== PROBLEM DETAILS ==
Write out the entries, please, from the line containing "Extract the structured" through their final line, exactly and with nothing else.

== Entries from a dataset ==
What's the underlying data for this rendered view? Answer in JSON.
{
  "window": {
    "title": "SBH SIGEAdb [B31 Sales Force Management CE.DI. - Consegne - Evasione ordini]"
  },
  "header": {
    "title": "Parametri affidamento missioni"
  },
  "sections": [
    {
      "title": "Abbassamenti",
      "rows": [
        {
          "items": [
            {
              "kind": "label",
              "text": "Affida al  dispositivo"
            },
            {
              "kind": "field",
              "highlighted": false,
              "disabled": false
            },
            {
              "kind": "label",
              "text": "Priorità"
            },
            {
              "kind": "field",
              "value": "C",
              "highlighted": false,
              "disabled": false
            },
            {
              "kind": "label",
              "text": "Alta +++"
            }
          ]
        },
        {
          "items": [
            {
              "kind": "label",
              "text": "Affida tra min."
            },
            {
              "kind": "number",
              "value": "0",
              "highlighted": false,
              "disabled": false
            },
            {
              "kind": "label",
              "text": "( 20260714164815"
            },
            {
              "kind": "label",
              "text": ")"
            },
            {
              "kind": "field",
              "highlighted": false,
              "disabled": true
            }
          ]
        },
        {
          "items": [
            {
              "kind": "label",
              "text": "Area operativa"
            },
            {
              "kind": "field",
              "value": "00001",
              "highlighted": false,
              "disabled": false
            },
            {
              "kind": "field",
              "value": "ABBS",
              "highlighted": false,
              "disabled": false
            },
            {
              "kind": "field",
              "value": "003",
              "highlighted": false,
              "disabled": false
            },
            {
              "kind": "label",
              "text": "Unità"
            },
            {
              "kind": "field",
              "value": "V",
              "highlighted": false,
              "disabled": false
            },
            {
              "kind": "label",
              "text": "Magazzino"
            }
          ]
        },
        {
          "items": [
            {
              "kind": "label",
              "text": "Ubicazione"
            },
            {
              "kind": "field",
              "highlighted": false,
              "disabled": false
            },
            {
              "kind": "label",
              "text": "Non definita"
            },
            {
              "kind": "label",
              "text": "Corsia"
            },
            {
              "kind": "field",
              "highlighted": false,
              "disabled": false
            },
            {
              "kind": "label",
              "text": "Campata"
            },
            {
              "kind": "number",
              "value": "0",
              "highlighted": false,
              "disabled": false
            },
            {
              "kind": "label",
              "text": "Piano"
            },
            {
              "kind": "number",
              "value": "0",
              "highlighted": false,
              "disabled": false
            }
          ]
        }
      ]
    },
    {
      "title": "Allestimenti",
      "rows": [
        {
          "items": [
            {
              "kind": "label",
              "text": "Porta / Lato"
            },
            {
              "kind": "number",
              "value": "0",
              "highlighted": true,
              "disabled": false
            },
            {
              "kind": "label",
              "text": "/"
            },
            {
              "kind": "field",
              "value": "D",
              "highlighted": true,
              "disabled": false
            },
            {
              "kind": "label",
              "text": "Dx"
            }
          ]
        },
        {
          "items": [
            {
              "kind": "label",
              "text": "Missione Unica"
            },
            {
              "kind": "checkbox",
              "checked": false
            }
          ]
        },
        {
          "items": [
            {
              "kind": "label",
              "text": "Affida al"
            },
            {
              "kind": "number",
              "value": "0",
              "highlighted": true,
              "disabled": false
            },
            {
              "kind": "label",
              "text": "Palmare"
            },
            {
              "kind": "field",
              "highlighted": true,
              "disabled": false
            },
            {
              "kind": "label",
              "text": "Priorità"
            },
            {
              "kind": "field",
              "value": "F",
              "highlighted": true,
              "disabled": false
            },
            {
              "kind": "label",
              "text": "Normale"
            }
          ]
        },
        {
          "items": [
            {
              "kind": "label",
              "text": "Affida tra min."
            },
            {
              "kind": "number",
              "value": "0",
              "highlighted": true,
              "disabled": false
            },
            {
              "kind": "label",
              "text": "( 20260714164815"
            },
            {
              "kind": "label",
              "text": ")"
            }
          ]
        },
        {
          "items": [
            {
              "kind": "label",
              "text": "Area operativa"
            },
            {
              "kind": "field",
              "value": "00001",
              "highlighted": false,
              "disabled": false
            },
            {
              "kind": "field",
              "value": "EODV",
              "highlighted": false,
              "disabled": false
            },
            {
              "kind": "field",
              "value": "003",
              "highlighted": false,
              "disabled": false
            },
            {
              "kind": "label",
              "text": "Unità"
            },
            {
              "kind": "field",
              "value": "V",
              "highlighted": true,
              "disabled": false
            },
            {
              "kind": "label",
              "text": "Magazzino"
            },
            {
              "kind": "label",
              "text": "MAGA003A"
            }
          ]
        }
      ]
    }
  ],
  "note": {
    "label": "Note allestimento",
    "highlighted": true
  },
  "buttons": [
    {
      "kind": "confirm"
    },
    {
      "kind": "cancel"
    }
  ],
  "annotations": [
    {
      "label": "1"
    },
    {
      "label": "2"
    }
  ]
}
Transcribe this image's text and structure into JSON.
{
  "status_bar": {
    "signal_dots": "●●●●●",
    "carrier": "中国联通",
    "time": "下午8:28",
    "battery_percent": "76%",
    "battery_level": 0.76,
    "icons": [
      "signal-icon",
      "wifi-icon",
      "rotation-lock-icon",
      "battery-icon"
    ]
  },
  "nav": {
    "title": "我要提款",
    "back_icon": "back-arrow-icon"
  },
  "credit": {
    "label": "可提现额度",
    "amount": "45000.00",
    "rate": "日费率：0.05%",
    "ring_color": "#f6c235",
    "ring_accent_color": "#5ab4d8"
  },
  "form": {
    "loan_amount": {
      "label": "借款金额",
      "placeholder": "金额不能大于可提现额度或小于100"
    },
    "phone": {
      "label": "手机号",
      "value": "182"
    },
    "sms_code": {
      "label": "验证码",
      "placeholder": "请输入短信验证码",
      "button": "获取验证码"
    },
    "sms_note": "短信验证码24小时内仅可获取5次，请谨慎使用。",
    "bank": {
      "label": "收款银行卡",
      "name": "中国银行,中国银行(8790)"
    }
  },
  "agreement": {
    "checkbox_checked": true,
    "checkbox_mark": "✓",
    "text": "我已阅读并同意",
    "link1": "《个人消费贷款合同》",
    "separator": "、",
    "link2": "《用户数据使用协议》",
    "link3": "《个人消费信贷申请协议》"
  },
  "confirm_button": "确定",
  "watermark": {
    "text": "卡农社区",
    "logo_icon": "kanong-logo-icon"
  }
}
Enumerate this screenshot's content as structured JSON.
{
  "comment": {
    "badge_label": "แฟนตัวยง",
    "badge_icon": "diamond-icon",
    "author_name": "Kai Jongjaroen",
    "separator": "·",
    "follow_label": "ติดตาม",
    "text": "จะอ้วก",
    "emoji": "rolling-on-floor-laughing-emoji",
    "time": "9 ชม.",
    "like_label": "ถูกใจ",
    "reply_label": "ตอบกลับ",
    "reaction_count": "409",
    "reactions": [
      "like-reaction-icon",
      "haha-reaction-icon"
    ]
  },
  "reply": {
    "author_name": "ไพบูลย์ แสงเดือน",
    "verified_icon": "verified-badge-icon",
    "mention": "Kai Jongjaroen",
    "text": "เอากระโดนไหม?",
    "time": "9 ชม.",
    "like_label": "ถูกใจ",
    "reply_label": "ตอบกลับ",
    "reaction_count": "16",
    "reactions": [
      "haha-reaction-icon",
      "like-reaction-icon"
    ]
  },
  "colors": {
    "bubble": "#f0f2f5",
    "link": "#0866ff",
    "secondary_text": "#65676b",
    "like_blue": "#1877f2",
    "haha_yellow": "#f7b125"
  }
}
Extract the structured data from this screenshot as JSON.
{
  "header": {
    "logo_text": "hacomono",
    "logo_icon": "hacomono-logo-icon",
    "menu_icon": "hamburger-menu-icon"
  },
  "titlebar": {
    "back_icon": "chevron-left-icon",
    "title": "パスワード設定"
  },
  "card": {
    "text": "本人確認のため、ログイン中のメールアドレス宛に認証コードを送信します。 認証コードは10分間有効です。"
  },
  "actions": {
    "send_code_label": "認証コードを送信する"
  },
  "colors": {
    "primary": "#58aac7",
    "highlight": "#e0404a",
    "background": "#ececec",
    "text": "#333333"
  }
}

== FULL SOLUTION ==
Extract the structured data from this screenshot as JSON.
{
  "header": {
    "logo_text": "hacomono",
    "logo_icon": "hacomono-logo-icon",
    "menu_icon": "hamburger-menu-icon"
  },
  "titlebar": {
    "back_icon": "chevron-left-icon",
    "title": "パスワード設定"
  },
  "card": {
    "text": "本人確認のため、ログイン中のメールアドレス宛に認証コードを送信します。 認証コードは10分間有効です。"
  },
  "actions": {
    "send_code_label": "認証コードを送信する"
  },
  "colors": {
    "primary": "#58aac7",
    "highlight": "#e0404a",
    "background": "#ececec",
    "text": "#333333"
  }
}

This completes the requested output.